- TEXT UNDER STUDY -
=== Section Start ===
Ann Downer (1960–2015) was an American writer, principally of fantasy novels for children and young adults, as well as short fiction and poetry.

Biography 

Ann Downer was born in Arlington, Virginia in 1960 and grew up in Manila and Bangkok and recalled avidly reading fantasy fiction.

Her first published work was a trilogy published in the late 1980s and early 1990s (The Spellkey, The Glass Salamander, and The Books of the Keepers), collected in a revised edition in 1995 as The Spellkey Trilogy. A second series for middle-grade readers, begun in 2003 with the novel Hatching Magic, continues with The Dragon of Never-Was (2006). The Spellkey series is high fantasy, taking place wholly in an invented world and chronicling a good-versus-evil story of two foundlings, a stableboy and an ostracized seer. Hatching Magic and its sequel, The Dragon of Never-Was, are contemporary fantasies with elements of time travel. The series follows a young girl, Theodora Oglethorpe, as she discovers a world of wizardry and magic. While Downer's books are frequently compared to the work of Patricia A. McKillip and Diana Wynne Jones, she has cited the influence of Ursula K. Le Guin's Earthsea books and the Chronicles of Prydain by Lloyd Alexander in shaping her outlook and prose style.
=== Section End ===
- WHAT THIS EXERCISE ASKS -
• a. Using the text on Ann Downer, say whether each statement agrees with it. Answer yes or no, and quote the words that decide it: (i) Ann Downer was born in Manila. (ii) The Spellkey books were collected in a revised edition in 1995. (iii) Hatching Magic is a high fantasy set wholly in an invented world.
• b. Duplicate the part of the text on Ann Downer that opens with the words containing "Ann Downer (1960–2015)" and closes with "reading fantasy fiction.".

- DATA SUPPLIED -
=== Section Start ===
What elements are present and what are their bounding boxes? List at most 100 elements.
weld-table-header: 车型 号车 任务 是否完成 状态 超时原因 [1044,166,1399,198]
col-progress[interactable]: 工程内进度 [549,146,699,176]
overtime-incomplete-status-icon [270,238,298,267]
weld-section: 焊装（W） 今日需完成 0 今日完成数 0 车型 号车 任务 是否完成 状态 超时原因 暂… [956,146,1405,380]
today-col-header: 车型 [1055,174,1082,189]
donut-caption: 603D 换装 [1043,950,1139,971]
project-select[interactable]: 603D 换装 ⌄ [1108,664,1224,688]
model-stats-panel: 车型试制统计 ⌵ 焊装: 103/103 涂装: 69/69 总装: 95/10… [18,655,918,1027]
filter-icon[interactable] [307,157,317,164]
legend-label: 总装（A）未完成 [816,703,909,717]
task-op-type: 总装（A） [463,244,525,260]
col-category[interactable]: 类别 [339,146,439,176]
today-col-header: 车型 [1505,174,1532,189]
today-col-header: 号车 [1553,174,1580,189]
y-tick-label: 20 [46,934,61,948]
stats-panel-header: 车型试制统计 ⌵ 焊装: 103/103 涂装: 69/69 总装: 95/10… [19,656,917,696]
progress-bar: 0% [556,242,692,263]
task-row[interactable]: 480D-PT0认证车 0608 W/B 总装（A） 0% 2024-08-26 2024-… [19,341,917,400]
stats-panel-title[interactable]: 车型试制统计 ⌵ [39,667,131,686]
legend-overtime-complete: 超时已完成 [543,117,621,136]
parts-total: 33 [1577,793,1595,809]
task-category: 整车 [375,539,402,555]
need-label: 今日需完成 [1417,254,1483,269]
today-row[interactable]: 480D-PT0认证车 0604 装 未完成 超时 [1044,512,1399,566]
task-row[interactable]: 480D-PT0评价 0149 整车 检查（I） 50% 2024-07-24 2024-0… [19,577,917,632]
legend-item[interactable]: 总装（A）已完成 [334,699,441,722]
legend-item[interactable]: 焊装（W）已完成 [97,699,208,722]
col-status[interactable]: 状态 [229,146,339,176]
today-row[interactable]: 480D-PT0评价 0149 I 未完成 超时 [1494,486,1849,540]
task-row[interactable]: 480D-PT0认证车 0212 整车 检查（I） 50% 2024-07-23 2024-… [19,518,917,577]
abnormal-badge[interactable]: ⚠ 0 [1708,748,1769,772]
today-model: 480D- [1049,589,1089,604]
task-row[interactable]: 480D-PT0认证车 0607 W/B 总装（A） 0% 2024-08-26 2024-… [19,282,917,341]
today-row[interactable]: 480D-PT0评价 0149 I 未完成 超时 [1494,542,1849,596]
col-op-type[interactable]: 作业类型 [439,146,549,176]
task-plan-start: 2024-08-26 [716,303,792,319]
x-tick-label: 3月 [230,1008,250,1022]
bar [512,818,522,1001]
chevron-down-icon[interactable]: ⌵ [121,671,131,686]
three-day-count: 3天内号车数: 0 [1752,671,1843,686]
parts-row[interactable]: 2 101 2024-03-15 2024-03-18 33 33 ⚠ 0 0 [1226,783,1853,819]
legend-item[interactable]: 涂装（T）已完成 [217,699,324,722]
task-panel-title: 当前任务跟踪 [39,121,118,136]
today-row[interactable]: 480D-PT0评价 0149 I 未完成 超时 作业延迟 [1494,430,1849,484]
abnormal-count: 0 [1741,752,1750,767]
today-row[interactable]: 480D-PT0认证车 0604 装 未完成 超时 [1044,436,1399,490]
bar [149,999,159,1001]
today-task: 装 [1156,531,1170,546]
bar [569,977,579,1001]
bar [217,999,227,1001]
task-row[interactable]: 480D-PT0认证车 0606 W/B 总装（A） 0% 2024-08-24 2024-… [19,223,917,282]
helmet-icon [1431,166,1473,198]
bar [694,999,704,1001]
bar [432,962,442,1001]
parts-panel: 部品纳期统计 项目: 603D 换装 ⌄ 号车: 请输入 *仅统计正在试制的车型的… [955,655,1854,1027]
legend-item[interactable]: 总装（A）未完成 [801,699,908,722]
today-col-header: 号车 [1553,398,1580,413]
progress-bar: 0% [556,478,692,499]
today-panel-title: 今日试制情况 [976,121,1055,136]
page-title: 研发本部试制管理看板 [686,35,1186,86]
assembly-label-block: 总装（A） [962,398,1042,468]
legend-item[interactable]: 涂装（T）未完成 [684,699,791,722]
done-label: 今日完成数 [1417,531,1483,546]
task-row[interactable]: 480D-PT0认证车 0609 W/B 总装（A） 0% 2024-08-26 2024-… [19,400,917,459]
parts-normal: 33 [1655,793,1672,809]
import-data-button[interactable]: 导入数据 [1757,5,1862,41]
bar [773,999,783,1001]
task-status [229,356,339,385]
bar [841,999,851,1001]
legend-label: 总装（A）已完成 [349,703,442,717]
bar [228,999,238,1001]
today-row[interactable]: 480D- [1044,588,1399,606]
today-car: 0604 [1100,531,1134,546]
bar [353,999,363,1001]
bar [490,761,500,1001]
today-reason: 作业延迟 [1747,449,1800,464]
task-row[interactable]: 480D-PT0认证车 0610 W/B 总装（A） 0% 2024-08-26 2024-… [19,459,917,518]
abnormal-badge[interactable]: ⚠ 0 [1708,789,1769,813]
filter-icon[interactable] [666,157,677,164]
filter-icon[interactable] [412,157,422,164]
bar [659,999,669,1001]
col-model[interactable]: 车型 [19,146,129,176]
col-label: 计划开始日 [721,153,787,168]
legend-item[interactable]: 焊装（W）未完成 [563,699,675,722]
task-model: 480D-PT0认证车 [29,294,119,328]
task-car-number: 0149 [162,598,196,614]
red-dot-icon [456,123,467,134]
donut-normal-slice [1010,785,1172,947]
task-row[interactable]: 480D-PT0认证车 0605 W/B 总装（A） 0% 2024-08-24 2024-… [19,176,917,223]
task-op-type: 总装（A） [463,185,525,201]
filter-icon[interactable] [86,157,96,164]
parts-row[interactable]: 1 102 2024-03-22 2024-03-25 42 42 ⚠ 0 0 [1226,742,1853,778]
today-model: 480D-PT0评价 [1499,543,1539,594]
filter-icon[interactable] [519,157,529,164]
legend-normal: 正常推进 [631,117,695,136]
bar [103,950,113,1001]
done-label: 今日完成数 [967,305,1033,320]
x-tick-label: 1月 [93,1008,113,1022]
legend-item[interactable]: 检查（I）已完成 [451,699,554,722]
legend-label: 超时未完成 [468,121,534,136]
=== Section End ===
- ANSWERS IN ORDER -
• a.
(i) No: "Ann Downer was born in Arlington, Virginia in 1960"
(ii) Yes: "collected in a revised edition in 1995 as The Spellkey Trilogy"
(iii) No: "Hatching Magic and its sequel, The Dragon of Never-Was, are contemporary fantasies with elements of time travel"

• b.
Ann Downer (1960–2015) was an American writer, principally of fantasy novels for children and young adults, as well as short fiction and poetry.

Biography 

Ann Downer was born in Arlington, Virginia in 1960 and grew up in Manila and Bangkok and recalled avidly reading fantasy fiction.